> **STATED EXERCISE**: Reproduce the full listing below unchanged, apart from the pictures.

--- BEGIN PROVIDED INFORMATION ---

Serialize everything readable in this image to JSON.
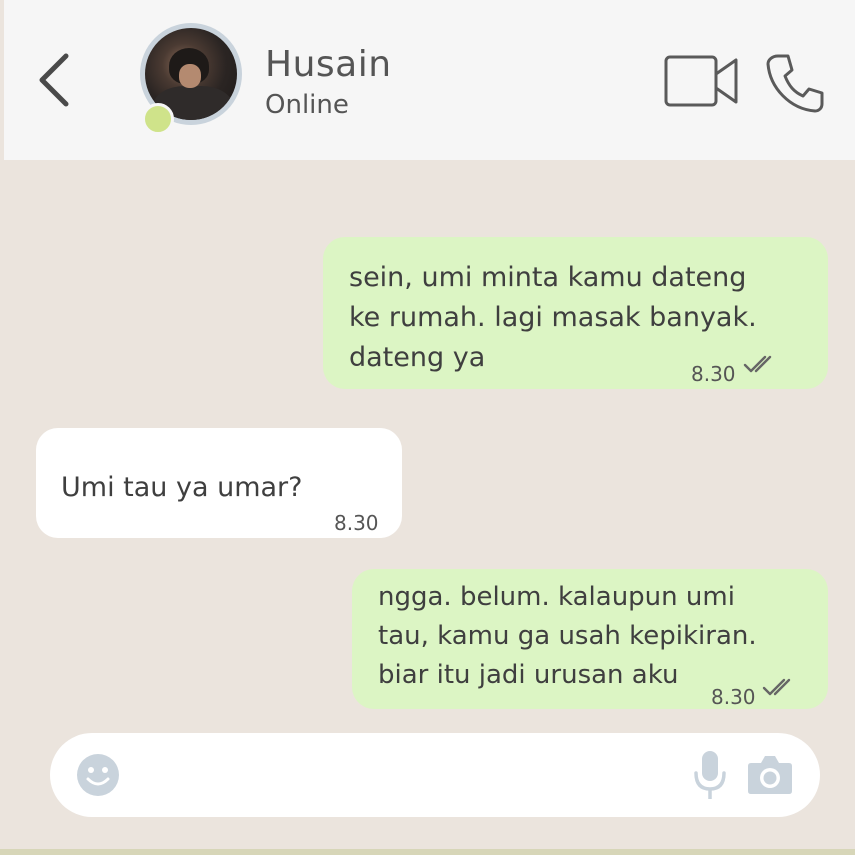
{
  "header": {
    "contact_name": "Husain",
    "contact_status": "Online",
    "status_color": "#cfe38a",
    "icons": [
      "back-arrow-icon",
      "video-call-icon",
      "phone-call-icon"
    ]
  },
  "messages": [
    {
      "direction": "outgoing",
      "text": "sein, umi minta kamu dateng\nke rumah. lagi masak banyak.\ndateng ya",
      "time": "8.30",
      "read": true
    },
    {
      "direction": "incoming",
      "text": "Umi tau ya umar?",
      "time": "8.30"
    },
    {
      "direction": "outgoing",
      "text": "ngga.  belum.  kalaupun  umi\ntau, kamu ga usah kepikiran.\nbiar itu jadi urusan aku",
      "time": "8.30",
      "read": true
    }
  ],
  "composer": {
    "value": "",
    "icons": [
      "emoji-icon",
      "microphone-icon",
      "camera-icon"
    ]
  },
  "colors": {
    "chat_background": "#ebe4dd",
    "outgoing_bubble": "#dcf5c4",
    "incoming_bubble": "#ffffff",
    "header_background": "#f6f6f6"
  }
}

--- END PROVIDED INFORMATION ---

> **THE OUTPUT**:
Serialize everything readable in this image to JSON.
{
  "header": {
    "contact_name": "Husain",
    "contact_status": "Online",
    "status_color": "#cfe38a",
    "icons": [
      "back-arrow-icon",
      "video-call-icon",
      "phone-call-icon"
    ]
  },
  "messages": [
    {
      "direction": "outgoing",
      "text": "sein, umi minta kamu dateng\nke rumah. lagi masak banyak.\ndateng ya",
      "time": "8.30",
      "read": true
    },
    {
      "direction": "incoming",
      "text": "Umi tau ya umar?",
      "time": "8.30"
    },
    {
      "direction": "outgoing",
      "text": "ngga.  belum.  kalaupun  umi\ntau, kamu ga usah kepikiran.\nbiar itu jadi urusan aku",
      "time": "8.30",
      "read": true
    }
  ],
  "composer": {
    "value": "",
    "icons": [
      "emoji-icon",
      "microphone-icon",
      "camera-icon"
    ]
  },
  "colors": {
    "chat_background": "#ebe4dd",
    "outgoing_bubble": "#dcf5c4",
    "incoming_bubble": "#ffffff",
    "header_background": "#f6f6f6"
  }
}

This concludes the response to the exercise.